→ Problem requirements: In the listing that follows, count the lines holding the word "during" and report only that number.

→ Listing:
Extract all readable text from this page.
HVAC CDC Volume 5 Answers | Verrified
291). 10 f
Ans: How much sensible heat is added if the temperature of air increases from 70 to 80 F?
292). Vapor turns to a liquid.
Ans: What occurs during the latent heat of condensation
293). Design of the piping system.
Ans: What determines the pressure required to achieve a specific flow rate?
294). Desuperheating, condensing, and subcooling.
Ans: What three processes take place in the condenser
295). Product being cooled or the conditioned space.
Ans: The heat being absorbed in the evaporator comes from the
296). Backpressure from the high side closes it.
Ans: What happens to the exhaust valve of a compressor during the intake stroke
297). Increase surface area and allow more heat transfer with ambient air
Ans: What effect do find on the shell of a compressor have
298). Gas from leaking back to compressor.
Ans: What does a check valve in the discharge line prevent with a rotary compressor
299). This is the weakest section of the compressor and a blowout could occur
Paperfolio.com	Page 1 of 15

→ Response to the exercise: 2